## Directive
In the records below, count every line containing "Марина". Reply with the number only.

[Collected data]
——————

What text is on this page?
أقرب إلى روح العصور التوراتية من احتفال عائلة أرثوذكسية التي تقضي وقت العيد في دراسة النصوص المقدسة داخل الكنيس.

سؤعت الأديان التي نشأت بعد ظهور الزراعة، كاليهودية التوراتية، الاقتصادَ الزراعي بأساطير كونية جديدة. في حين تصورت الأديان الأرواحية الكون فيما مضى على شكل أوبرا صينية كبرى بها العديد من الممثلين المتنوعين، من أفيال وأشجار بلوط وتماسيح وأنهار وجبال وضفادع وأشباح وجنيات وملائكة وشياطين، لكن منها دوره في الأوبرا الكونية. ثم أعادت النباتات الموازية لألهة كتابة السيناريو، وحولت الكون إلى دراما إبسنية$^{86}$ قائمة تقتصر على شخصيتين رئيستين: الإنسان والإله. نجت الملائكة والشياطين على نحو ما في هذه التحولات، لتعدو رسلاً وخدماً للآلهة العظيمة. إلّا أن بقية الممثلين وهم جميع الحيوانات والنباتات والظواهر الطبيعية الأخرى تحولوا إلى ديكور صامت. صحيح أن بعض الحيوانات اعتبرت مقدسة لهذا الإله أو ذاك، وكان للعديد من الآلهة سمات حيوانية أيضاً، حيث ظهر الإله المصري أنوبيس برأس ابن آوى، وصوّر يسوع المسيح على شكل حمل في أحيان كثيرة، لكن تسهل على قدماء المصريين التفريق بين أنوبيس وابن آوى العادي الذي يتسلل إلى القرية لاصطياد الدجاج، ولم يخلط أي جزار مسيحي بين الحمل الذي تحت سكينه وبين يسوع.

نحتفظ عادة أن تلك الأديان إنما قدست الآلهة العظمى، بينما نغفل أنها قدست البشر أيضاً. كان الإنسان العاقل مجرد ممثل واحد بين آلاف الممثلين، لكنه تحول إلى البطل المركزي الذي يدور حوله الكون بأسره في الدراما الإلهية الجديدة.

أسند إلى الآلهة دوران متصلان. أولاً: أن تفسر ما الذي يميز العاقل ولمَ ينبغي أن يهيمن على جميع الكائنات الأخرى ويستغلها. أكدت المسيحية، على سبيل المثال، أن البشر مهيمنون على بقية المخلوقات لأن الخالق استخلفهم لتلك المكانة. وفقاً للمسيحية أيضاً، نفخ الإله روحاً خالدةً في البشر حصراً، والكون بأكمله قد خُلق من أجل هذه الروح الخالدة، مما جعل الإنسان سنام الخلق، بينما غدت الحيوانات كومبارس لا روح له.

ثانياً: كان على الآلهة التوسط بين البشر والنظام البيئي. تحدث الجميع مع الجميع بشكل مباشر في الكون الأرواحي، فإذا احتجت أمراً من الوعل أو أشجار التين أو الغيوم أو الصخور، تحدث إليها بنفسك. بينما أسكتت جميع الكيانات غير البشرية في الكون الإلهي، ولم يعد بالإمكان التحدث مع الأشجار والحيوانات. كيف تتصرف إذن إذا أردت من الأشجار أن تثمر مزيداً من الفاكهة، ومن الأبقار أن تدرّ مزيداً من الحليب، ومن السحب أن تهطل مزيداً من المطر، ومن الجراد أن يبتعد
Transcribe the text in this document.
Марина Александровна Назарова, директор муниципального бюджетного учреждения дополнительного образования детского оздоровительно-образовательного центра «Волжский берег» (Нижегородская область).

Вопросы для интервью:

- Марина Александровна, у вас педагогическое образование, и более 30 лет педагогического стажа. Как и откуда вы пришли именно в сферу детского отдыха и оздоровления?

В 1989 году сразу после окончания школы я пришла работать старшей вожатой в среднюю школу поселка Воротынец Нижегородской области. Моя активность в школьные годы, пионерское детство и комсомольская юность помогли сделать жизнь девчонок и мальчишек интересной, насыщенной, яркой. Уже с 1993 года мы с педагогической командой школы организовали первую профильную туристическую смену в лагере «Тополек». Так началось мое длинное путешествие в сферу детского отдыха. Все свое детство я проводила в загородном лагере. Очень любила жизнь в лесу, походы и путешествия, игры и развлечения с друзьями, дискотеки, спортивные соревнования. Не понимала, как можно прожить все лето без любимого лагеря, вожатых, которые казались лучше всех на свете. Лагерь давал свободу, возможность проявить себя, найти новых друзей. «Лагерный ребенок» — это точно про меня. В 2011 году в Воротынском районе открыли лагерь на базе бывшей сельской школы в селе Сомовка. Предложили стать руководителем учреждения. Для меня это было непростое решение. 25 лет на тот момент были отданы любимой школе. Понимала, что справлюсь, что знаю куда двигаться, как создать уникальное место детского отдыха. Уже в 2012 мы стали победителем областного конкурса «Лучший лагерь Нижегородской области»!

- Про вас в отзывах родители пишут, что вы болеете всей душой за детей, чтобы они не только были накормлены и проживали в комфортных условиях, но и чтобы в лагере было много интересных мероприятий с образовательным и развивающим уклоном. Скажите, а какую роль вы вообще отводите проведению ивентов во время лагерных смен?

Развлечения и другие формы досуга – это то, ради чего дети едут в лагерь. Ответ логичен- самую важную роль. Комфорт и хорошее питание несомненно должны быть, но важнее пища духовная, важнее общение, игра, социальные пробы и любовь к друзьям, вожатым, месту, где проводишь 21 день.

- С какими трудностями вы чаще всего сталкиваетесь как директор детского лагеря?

——————

## Final result
2